● **To do**: Gather up every line from the entries below that uses the word "letter".

● **Supplied records**:
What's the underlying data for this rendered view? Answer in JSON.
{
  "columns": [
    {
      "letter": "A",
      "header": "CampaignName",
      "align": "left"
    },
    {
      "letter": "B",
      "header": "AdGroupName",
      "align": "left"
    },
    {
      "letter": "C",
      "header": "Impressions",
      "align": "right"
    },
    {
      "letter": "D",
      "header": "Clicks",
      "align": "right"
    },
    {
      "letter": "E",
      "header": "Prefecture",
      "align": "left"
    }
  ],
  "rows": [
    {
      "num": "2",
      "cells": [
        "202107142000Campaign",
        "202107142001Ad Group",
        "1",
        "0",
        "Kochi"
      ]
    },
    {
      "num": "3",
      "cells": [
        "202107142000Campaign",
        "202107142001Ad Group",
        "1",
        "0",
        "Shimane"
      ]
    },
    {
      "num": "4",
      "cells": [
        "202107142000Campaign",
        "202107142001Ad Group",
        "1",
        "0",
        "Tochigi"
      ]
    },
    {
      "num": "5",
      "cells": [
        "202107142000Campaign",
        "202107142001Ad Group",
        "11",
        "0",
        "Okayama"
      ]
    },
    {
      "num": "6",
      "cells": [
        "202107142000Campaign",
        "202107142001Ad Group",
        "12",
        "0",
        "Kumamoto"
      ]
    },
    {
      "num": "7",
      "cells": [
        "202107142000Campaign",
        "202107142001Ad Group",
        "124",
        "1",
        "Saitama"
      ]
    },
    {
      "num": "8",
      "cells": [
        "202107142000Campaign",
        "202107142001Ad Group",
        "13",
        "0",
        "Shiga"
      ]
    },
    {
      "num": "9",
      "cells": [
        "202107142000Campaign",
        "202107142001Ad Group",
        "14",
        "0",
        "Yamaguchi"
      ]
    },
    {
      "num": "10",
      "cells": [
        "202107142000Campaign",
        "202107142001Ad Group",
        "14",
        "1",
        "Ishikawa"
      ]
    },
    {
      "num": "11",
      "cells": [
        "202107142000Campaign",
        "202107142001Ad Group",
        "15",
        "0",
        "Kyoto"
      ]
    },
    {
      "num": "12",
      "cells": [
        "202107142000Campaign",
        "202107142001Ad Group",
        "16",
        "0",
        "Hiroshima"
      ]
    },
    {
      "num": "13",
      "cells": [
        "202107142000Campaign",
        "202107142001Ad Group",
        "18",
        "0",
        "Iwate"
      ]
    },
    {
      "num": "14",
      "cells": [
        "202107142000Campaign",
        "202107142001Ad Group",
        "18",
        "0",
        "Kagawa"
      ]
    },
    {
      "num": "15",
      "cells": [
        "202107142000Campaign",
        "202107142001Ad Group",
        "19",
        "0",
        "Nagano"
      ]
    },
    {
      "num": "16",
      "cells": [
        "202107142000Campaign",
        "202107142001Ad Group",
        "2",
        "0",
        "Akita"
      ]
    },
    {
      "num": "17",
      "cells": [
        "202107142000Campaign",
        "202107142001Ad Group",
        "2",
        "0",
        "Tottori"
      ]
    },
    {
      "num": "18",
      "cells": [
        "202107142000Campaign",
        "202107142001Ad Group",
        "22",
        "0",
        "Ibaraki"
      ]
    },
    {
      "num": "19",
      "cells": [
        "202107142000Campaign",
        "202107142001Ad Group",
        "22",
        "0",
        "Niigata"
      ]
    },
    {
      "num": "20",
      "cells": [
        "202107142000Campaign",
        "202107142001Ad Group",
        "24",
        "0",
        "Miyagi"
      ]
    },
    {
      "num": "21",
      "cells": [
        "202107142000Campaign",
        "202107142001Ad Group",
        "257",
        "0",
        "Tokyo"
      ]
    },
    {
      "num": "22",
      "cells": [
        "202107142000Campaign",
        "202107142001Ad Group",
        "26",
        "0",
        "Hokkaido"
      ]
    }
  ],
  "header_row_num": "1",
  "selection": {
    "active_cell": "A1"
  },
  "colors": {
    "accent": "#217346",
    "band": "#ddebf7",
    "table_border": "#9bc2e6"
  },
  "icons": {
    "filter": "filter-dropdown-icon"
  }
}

● **Exercise output**:
      "letter": "A",
      "letter": "B",
      "letter": "C",
      "letter": "D",
      "letter": "E",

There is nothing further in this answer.